**** Extracted records ****

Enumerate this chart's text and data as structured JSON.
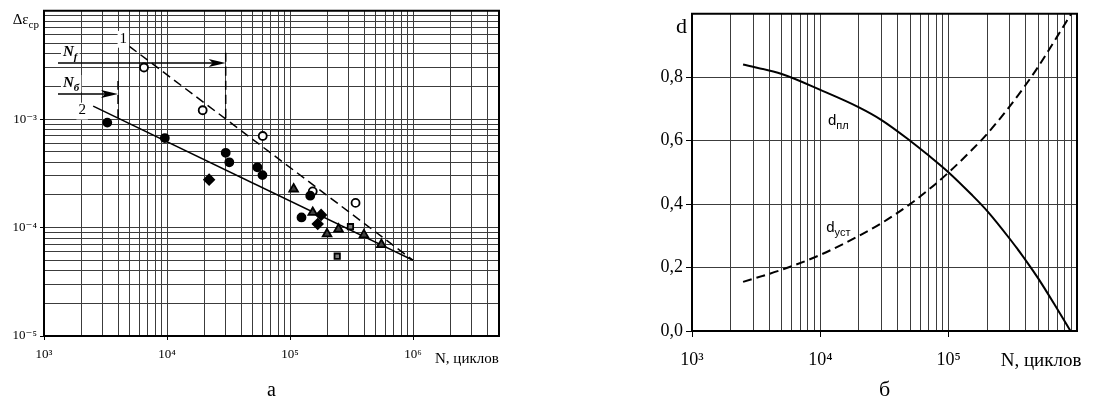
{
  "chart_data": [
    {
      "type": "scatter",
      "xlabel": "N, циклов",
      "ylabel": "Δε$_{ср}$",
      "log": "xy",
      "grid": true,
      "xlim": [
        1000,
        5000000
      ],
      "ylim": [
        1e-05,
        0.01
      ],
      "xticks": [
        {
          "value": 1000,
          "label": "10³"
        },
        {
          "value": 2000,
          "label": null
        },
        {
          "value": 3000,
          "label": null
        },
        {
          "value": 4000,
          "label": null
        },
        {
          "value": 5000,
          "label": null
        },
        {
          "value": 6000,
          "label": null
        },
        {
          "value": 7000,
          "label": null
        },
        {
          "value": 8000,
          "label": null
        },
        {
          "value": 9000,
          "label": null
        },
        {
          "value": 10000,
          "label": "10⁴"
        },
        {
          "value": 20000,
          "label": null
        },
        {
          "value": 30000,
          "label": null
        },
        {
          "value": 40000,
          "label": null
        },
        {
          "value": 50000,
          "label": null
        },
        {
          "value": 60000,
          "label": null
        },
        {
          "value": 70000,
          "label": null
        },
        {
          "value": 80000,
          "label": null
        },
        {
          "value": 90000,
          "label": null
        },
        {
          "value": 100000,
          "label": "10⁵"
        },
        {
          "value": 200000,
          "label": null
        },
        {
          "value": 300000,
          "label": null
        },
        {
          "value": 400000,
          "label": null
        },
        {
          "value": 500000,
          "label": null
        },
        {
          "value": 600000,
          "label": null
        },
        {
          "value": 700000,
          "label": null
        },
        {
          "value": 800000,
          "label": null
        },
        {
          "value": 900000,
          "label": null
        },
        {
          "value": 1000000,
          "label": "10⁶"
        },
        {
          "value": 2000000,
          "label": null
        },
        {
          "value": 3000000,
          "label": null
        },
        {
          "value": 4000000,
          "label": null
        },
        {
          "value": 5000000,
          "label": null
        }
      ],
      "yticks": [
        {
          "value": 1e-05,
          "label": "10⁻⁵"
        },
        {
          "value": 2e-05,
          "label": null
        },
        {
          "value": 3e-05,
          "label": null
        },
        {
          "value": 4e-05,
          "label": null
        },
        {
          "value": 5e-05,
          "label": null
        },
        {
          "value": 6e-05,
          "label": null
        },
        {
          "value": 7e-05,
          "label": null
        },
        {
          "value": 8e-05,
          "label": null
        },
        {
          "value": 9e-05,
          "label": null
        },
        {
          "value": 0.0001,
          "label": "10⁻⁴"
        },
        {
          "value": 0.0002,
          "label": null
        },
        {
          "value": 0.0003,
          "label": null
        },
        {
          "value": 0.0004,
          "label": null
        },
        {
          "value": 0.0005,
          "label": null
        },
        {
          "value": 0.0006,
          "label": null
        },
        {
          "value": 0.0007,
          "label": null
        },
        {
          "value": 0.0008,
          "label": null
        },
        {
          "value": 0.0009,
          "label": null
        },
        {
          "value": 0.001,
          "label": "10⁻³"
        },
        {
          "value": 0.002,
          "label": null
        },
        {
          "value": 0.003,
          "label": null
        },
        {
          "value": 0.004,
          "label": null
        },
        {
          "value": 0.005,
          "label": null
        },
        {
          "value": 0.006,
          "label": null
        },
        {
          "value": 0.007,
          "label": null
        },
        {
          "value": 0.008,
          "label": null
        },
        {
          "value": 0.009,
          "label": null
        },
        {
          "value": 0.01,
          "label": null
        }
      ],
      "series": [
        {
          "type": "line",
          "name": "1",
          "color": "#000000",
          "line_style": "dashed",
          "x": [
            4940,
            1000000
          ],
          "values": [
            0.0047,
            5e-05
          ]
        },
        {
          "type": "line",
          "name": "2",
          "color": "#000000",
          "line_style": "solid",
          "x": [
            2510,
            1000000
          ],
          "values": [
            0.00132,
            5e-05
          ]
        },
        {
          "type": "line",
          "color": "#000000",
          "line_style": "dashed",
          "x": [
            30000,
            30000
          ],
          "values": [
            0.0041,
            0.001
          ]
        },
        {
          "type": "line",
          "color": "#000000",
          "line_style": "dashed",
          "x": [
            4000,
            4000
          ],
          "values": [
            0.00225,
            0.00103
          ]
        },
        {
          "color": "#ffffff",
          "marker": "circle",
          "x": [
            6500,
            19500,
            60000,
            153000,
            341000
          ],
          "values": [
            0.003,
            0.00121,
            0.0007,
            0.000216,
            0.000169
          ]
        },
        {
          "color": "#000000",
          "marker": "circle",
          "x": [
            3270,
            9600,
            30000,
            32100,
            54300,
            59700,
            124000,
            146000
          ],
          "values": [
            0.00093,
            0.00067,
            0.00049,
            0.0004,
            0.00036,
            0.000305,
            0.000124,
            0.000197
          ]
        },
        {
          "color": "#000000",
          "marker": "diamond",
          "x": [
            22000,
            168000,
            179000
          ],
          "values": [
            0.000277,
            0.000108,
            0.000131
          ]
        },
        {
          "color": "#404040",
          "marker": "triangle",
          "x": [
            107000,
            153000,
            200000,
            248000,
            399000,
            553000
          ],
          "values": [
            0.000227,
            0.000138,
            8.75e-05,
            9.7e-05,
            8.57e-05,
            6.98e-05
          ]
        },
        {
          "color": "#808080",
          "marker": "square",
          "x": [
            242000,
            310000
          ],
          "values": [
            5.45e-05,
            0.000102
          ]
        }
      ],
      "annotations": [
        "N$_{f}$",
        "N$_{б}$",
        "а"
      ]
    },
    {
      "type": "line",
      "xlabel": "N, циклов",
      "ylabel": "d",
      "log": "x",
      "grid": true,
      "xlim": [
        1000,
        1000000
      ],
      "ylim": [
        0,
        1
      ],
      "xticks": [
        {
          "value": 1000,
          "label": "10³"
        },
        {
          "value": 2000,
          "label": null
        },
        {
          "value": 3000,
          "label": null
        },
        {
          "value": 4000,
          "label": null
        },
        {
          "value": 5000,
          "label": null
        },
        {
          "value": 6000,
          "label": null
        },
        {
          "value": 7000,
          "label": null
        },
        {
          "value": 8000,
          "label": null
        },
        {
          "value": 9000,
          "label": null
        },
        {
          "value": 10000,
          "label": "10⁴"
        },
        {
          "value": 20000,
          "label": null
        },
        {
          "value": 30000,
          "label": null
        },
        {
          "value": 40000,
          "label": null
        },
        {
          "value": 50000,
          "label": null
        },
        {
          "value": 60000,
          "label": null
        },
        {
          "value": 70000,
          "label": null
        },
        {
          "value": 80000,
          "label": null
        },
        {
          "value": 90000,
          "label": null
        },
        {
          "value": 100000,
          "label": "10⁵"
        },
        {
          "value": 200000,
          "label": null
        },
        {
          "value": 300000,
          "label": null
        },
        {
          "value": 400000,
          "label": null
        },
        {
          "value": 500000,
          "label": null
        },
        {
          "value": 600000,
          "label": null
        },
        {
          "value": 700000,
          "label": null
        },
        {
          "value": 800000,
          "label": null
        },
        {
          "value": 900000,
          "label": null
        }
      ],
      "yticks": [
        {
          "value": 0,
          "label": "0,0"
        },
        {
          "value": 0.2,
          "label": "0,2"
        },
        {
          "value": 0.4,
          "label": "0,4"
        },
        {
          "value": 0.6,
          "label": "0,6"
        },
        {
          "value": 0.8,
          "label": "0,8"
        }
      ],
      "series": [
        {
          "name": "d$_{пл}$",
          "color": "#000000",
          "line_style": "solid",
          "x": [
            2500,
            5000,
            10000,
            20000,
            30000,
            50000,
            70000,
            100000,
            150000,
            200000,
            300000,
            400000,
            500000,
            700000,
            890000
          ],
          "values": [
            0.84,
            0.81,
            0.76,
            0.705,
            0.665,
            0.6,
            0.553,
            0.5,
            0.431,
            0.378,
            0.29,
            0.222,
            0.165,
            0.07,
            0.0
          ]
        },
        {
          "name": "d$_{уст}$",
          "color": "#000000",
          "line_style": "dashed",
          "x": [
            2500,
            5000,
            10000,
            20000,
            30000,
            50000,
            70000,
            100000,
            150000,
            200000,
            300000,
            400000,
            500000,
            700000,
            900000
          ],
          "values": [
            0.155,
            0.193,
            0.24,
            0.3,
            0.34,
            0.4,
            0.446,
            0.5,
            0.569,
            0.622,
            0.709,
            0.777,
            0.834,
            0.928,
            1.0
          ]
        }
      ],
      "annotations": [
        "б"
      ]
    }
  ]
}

****

> [Exercise aim]: Track down every line holding the string "marker" and copy it.

> [Task result]:
          "marker": "circle",
          "marker": "circle",
          "marker": "diamond",
          "marker": "triangle",
          "marker": "square",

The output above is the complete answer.